_STATED TASK_.
Restate the full listing word for word and leave the pictures out.

● ● ● ● ● ● ●

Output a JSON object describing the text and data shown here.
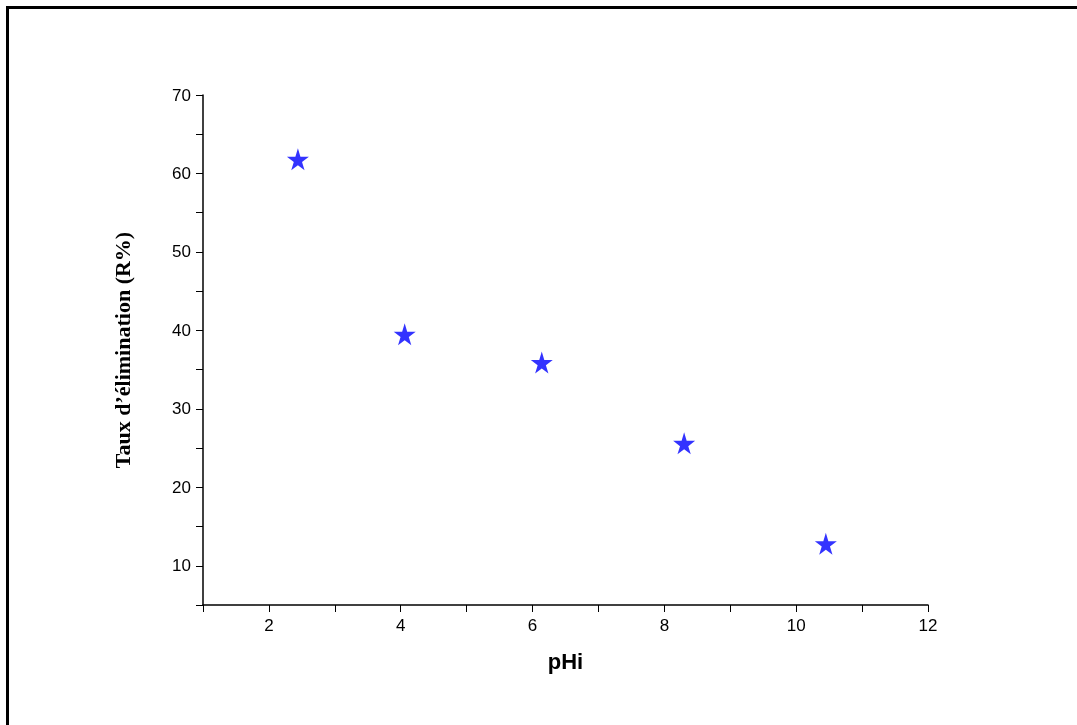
{
  "chart_data": {
    "type": "scatter",
    "xlabel": "pHi",
    "ylabel": "Taux d’élimination (R%)",
    "x": [
      2.44,
      4.06,
      6.14,
      8.3,
      10.45
    ],
    "series": [
      {
        "color": "#0000ff",
        "values": [
          61.8,
          39.5,
          35.9,
          25.6,
          12.8
        ]
      }
    ],
    "marker": "star",
    "grid": false,
    "xlim": [
      1,
      12
    ],
    "xticks": [
      {
        "value": 1,
        "label": null
      },
      2,
      {
        "value": 3,
        "label": null
      },
      4,
      {
        "value": 5,
        "label": null
      },
      6,
      {
        "value": 7,
        "label": null
      },
      8,
      {
        "value": 9,
        "label": null
      },
      10,
      {
        "value": 11,
        "label": null
      },
      12
    ],
    "ylim": [
      5,
      70
    ],
    "yticks": [
      {
        "value": 5,
        "label": null
      },
      10,
      {
        "value": 15,
        "label": null
      },
      20,
      {
        "value": 25,
        "label": null
      },
      30,
      {
        "value": 35,
        "label": null
      },
      40,
      {
        "value": 45,
        "label": null
      },
      50,
      {
        "value": 55,
        "label": null
      },
      60,
      {
        "value": 65,
        "label": null
      },
      70
    ]
  }
}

● ● ● ● ● ● ●

_ANSWER TO THE PROBLEM_.
Output a JSON object describing the text and data shown here.
{
  "chart_data": {
    "type": "scatter",
    "xlabel": "pHi",
    "ylabel": "Taux d’élimination (R%)",
    "x": [
      2.44,
      4.06,
      6.14,
      8.3,
      10.45
    ],
    "series": [
      {
        "color": "#0000ff",
        "values": [
          61.8,
          39.5,
          35.9,
          25.6,
          12.8
        ]
      }
    ],
    "marker": "star",
    "grid": false,
    "xlim": [
      1,
      12
    ],
    "xticks": [
      {
        "value": 1,
        "label": null
      },
      2,
      {
        "value": 3,
        "label": null
      },
      4,
      {
        "value": 5,
        "label": null
      },
      6,
      {
        "value": 7,
        "label": null
      },
      8,
      {
        "value": 9,
        "label": null
      },
      10,
      {
        "value": 11,
        "label": null
      },
      12
    ],
    "ylim": [
      5,
      70
    ],
    "yticks": [
      {
        "value": 5,
        "label": null
      },
      10,
      {
        "value": 15,
        "label": null
      },
      20,
      {
        "value": 25,
        "label": null
      },
      30,
      {
        "value": 35,
        "label": null
      },
      40,
      {
        "value": 45,
        "label": null
      },
      50,
      {
        "value": 55,
        "label": null
      },
      60,
      {
        "value": 65,
        "label": null
      },
      70
    ]
  }
}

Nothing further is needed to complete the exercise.